- Requirements
Set down the records once more, please, exactly and with the pictures left out.

•••••

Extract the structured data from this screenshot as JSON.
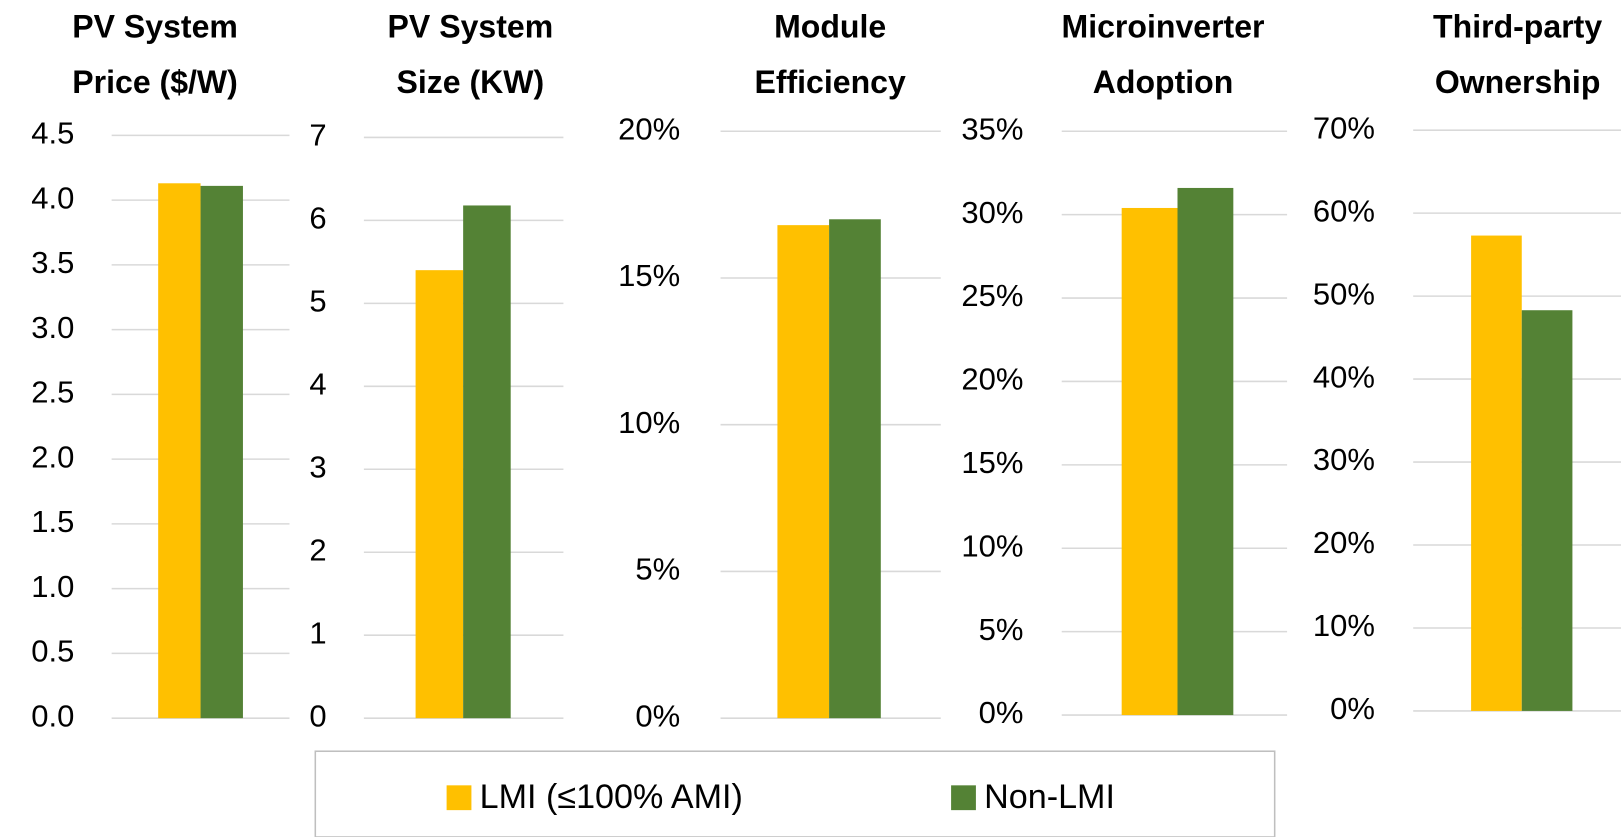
{
  "legend": [
    {
      "name": "LMI (≤100% AMI)",
      "color": "#FFC000"
    },
    {
      "name": "Non-LMI",
      "color": "#548235"
    }
  ],
  "chart_data": [
    {
      "type": "bar",
      "title": [
        "PV System",
        "Price ($/W)"
      ],
      "values": [
        4.13,
        4.11
      ],
      "ylim": [
        0,
        4.5
      ],
      "yticks": [
        {
          "value": 0,
          "label": "0.0"
        },
        0.5,
        {
          "value": 1,
          "label": "1.0"
        },
        1.5,
        {
          "value": 2,
          "label": "2.0"
        },
        2.5,
        {
          "value": 3,
          "label": "3.0"
        },
        3.5,
        {
          "value": 4,
          "label": "4.0"
        },
        4.5
      ],
      "grid": true
    },
    {
      "type": "bar",
      "title": [
        "PV System",
        "Size (KW)"
      ],
      "values": [
        5.4,
        6.18
      ],
      "ylim": [
        0,
        7
      ],
      "yticks": [
        0,
        1,
        2,
        3,
        4,
        5,
        6,
        7
      ],
      "grid": true
    },
    {
      "type": "bar",
      "title": [
        "Module",
        "Efficiency"
      ],
      "values": [
        16.8,
        17.0
      ],
      "ylim": [
        0,
        20
      ],
      "yticks": [
        {
          "value": 0,
          "label": "0%"
        },
        {
          "value": 5,
          "label": "5%"
        },
        {
          "value": 10,
          "label": "10%"
        },
        {
          "value": 15,
          "label": "15%"
        },
        {
          "value": 20,
          "label": "20%"
        }
      ],
      "grid": true
    },
    {
      "type": "bar",
      "title": [
        "Microinverter",
        "Adoption"
      ],
      "values": [
        30.4,
        31.6
      ],
      "ylim": [
        0,
        35
      ],
      "yticks": [
        {
          "value": 0,
          "label": "0%"
        },
        {
          "value": 5,
          "label": "5%"
        },
        {
          "value": 10,
          "label": "10%"
        },
        {
          "value": 15,
          "label": "15%"
        },
        {
          "value": 20,
          "label": "20%"
        },
        {
          "value": 25,
          "label": "25%"
        },
        {
          "value": 30,
          "label": "30%"
        },
        {
          "value": 35,
          "label": "35%"
        }
      ],
      "grid": true
    },
    {
      "type": "bar",
      "title": [
        "Third-party",
        "Ownership"
      ],
      "values": [
        57.3,
        48.3
      ],
      "ylim": [
        0,
        70
      ],
      "yticks": [
        {
          "value": 0,
          "label": "0%"
        },
        {
          "value": 10,
          "label": "10%"
        },
        {
          "value": 20,
          "label": "20%"
        },
        {
          "value": 30,
          "label": "30%"
        },
        {
          "value": 40,
          "label": "40%"
        },
        {
          "value": 50,
          "label": "50%"
        },
        {
          "value": 60,
          "label": "60%"
        },
        {
          "value": 70,
          "label": "70%"
        }
      ],
      "grid": true
    }
  ]
}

•••••

- The result
Extract the structured data from this screenshot as JSON.
{
  "legend": [
    {
      "name": "LMI (≤100% AMI)",
      "color": "#FFC000"
    },
    {
      "name": "Non-LMI",
      "color": "#548235"
    }
  ],
  "chart_data": [
    {
      "type": "bar",
      "title": [
        "PV System",
        "Price ($/W)"
      ],
      "values": [
        4.13,
        4.11
      ],
      "ylim": [
        0,
        4.5
      ],
      "yticks": [
        {
          "value": 0,
          "label": "0.0"
        },
        0.5,
        {
          "value": 1,
          "label": "1.0"
        },
        1.5,
        {
          "value": 2,
          "label": "2.0"
        },
        2.5,
        {
          "value": 3,
          "label": "3.0"
        },
        3.5,
        {
          "value": 4,
          "label": "4.0"
        },
        4.5
      ],
      "grid": true
    },
    {
      "type": "bar",
      "title": [
        "PV System",
        "Size (KW)"
      ],
      "values": [
        5.4,
        6.18
      ],
      "ylim": [
        0,
        7
      ],
      "yticks": [
        0,
        1,
        2,
        3,
        4,
        5,
        6,
        7
      ],
      "grid": true
    },
    {
      "type": "bar",
      "title": [
        "Module",
        "Efficiency"
      ],
      "values": [
        16.8,
        17.0
      ],
      "ylim": [
        0,
        20
      ],
      "yticks": [
        {
          "value": 0,
          "label": "0%"
        },
        {
          "value": 5,
          "label": "5%"
        },
        {
          "value": 10,
          "label": "10%"
        },
        {
          "value": 15,
          "label": "15%"
        },
        {
          "value": 20,
          "label": "20%"
        }
      ],
      "grid": true
    },
    {
      "type": "bar",
      "title": [
        "Microinverter",
        "Adoption"
      ],
      "values": [
        30.4,
        31.6
      ],
      "ylim": [
        0,
        35
      ],
      "yticks": [
        {
          "value": 0,
          "label": "0%"
        },
        {
          "value": 5,
          "label": "5%"
        },
        {
          "value": 10,
          "label": "10%"
        },
        {
          "value": 15,
          "label": "15%"
        },
        {
          "value": 20,
          "label": "20%"
        },
        {
          "value": 25,
          "label": "25%"
        },
        {
          "value": 30,
          "label": "30%"
        },
        {
          "value": 35,
          "label": "35%"
        }
      ],
      "grid": true
    },
    {
      "type": "bar",
      "title": [
        "Third-party",
        "Ownership"
      ],
      "values": [
        57.3,
        48.3
      ],
      "ylim": [
        0,
        70
      ],
      "yticks": [
        {
          "value": 0,
          "label": "0%"
        },
        {
          "value": 10,
          "label": "10%"
        },
        {
          "value": 20,
          "label": "20%"
        },
        {
          "value": 30,
          "label": "30%"
        },
        {
          "value": 40,
          "label": "40%"
        },
        {
          "value": 50,
          "label": "50%"
        },
        {
          "value": 60,
          "label": "60%"
        },
        {
          "value": 70,
          "label": "70%"
        }
      ],
      "grid": true
    }
  ]
}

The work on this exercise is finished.